Write out all of the entries that follow, word for word, but skip the pictures.

────────────────────

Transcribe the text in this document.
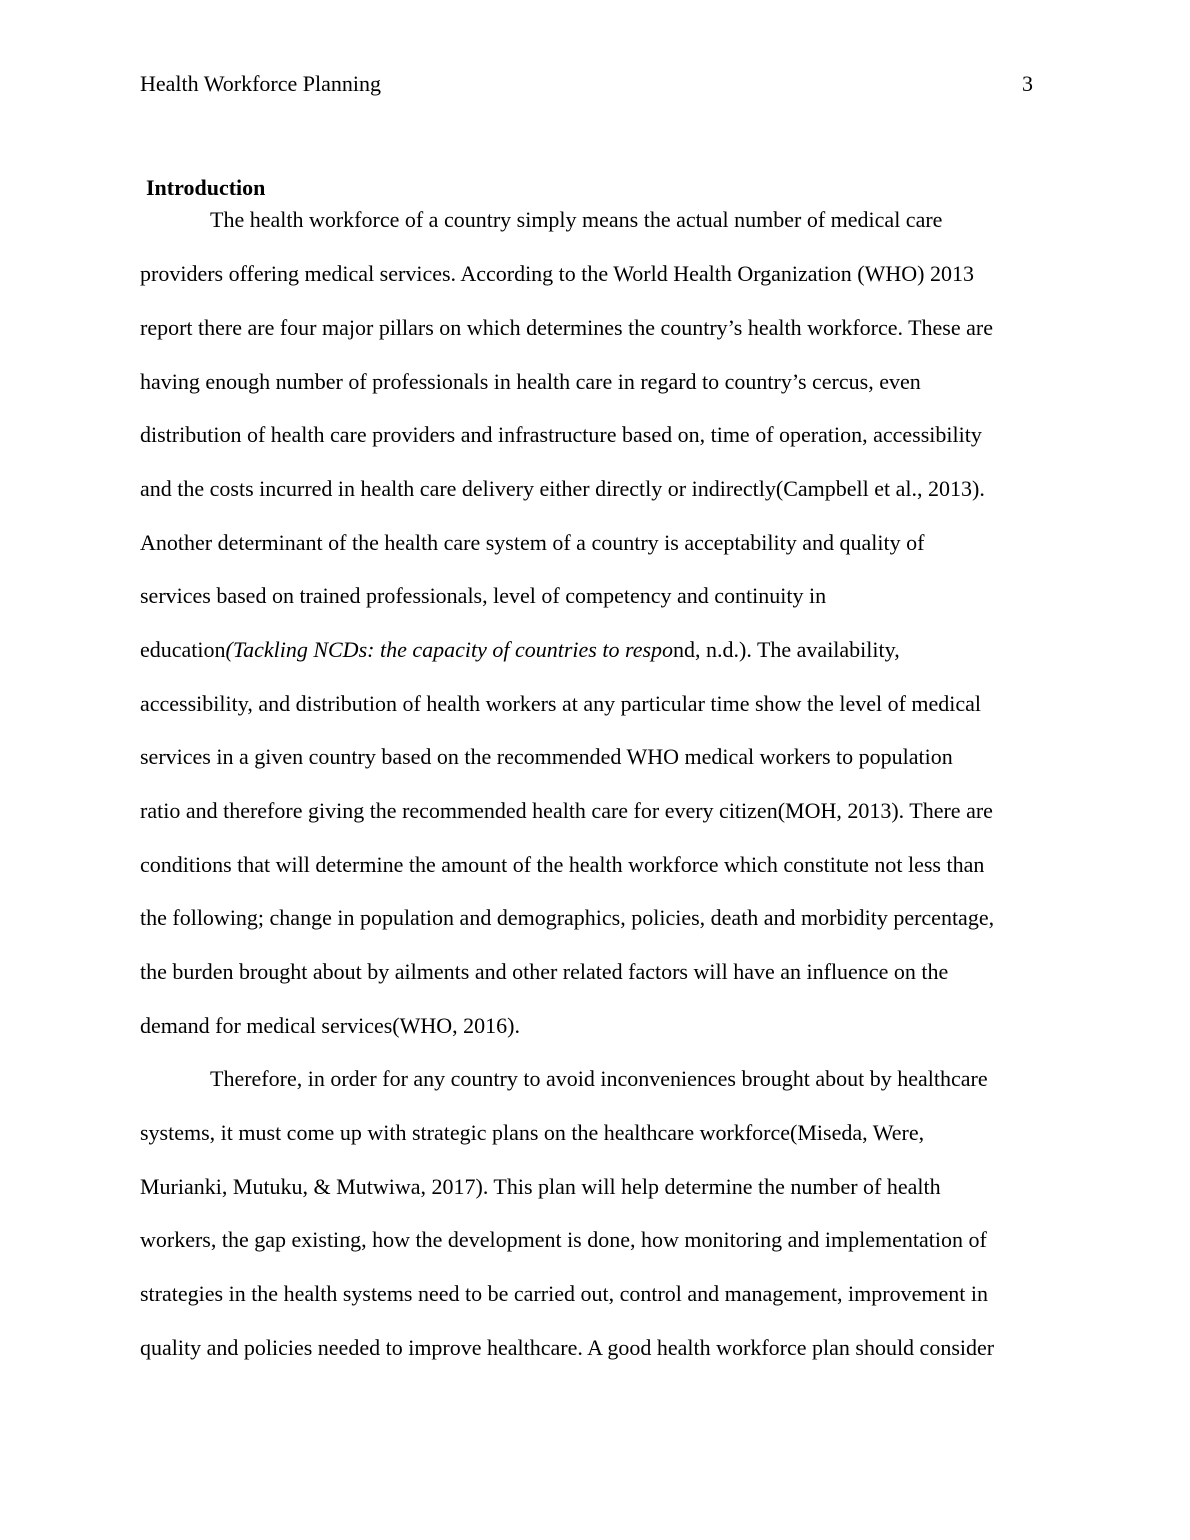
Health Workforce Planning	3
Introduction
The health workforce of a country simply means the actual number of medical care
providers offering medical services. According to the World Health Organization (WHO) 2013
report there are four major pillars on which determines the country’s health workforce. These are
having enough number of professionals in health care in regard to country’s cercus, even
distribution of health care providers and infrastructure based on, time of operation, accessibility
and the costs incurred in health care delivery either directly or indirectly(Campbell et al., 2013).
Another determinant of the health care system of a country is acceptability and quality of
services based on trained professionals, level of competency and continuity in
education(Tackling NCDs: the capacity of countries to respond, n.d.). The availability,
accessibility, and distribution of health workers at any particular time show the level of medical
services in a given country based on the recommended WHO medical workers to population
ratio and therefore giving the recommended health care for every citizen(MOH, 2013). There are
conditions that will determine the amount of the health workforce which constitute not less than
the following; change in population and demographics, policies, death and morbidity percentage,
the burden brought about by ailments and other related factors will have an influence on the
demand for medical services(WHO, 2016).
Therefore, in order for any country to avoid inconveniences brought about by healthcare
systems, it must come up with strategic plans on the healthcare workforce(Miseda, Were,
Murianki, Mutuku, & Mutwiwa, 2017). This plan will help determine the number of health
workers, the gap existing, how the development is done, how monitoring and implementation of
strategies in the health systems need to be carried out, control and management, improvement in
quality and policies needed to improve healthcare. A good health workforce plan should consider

────────────────────

§ **FULL OUTPUT**:
Transcribe the text in this document.
Health Workforce Planning	3
Introduction
The health workforce of a country simply means the actual number of medical care
providers offering medical services. According to the World Health Organization (WHO) 2013
report there are four major pillars on which determines the country’s health workforce. These are
having enough number of professionals in health care in regard to country’s cercus, even
distribution of health care providers and infrastructure based on, time of operation, accessibility
and the costs incurred in health care delivery either directly or indirectly(Campbell et al., 2013).
Another determinant of the health care system of a country is acceptability and quality of
services based on trained professionals, level of competency and continuity in
education(Tackling NCDs: the capacity of countries to respond, n.d.). The availability,
accessibility, and distribution of health workers at any particular time show the level of medical
services in a given country based on the recommended WHO medical workers to population
ratio and therefore giving the recommended health care for every citizen(MOH, 2013). There are
conditions that will determine the amount of the health workforce which constitute not less than
the following; change in population and demographics, policies, death and morbidity percentage,
the burden brought about by ailments and other related factors will have an influence on the
demand for medical services(WHO, 2016).
Therefore, in order for any country to avoid inconveniences brought about by healthcare
systems, it must come up with strategic plans on the healthcare workforce(Miseda, Were,
Murianki, Mutuku, & Mutwiwa, 2017). This plan will help determine the number of health
workers, the gap existing, how the development is done, how monitoring and implementation of
strategies in the health systems need to be carried out, control and management, improvement in
quality and policies needed to improve healthcare. A good health workforce plan should consider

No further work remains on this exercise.